• **Figure dataset records**
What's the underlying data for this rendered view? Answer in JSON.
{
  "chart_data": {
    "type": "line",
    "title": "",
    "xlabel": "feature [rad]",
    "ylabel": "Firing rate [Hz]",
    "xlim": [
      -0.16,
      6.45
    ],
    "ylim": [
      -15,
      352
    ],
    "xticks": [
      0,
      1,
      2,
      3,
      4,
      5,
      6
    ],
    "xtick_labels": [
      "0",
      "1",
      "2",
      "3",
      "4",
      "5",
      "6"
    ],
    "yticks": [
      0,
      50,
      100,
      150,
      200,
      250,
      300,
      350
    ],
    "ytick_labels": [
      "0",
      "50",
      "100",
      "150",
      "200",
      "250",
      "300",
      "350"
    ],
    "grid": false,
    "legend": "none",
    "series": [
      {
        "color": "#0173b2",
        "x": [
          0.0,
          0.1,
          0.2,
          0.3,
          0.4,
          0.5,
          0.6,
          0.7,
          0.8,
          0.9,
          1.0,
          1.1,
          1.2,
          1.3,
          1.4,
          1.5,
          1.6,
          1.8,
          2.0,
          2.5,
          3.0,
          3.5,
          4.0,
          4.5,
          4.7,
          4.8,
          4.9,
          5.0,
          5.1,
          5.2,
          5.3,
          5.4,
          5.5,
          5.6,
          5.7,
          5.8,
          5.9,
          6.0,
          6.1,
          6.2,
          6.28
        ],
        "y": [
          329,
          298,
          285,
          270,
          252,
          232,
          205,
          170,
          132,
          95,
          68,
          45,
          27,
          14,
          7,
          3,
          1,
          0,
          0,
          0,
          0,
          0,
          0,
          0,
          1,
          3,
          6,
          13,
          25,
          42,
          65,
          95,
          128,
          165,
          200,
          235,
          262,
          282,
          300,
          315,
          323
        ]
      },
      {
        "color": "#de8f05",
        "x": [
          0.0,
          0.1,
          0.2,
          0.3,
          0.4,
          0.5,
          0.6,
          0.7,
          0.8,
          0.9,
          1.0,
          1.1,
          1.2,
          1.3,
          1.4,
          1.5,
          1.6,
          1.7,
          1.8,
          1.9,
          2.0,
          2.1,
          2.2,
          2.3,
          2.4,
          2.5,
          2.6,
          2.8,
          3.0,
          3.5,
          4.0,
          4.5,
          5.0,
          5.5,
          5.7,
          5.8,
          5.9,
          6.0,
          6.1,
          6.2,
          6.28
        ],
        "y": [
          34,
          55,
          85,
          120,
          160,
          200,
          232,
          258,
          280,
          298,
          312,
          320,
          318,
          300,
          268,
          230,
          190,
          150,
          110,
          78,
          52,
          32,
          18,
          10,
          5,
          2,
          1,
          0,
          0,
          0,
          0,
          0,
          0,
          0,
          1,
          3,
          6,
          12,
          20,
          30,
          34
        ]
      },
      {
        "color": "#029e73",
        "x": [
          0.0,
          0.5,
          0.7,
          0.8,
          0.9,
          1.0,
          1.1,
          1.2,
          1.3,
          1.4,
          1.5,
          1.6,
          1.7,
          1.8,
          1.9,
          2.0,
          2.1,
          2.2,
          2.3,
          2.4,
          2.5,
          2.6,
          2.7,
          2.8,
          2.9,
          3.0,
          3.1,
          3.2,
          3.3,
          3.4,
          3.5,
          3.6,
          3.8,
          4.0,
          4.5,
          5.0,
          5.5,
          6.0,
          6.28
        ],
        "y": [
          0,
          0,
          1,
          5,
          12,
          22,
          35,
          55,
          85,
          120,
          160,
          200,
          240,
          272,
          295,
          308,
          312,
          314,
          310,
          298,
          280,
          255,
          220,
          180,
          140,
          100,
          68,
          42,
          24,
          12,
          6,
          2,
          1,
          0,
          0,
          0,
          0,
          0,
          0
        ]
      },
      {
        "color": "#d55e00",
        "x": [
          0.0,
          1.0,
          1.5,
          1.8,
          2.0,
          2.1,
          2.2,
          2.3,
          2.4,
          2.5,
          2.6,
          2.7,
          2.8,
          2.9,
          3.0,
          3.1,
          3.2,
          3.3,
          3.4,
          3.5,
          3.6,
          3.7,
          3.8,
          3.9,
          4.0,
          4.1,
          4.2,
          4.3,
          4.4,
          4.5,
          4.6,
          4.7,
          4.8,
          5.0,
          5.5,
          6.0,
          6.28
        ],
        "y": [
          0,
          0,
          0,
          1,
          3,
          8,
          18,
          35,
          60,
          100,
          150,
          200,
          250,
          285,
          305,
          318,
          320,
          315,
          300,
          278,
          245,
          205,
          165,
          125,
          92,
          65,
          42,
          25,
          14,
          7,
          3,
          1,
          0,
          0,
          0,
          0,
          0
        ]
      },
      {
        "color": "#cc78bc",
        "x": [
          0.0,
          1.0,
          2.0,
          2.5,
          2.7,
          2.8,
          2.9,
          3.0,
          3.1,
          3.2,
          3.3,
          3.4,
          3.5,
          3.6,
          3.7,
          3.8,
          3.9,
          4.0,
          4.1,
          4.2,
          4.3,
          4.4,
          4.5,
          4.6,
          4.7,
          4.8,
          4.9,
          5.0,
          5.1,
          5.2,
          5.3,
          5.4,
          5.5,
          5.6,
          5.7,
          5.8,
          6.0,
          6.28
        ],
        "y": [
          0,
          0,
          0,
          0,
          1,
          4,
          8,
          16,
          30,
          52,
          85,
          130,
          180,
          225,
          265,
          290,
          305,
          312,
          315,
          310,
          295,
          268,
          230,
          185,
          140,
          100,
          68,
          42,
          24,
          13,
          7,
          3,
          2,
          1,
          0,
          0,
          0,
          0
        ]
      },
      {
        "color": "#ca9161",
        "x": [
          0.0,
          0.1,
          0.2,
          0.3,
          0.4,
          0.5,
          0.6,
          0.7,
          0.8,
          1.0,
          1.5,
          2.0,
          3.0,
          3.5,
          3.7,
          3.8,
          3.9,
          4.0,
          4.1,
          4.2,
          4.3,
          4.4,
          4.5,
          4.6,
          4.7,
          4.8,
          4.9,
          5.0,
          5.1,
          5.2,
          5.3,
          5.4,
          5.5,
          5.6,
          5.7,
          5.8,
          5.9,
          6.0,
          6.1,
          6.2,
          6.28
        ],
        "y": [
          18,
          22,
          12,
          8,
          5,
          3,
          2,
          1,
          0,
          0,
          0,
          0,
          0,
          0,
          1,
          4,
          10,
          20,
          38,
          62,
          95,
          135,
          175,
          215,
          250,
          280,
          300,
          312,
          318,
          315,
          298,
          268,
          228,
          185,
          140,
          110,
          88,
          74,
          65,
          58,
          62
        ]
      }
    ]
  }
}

• **Task to complete**
Which lines contain the word "color"? Return each of them.

• **Response below**
        "color": "#0173b2",
        "color": "#de8f05",
        "color": "#029e73",
        "color": "#d55e00",
        "color": "#cc78bc",
        "color": "#ca9161",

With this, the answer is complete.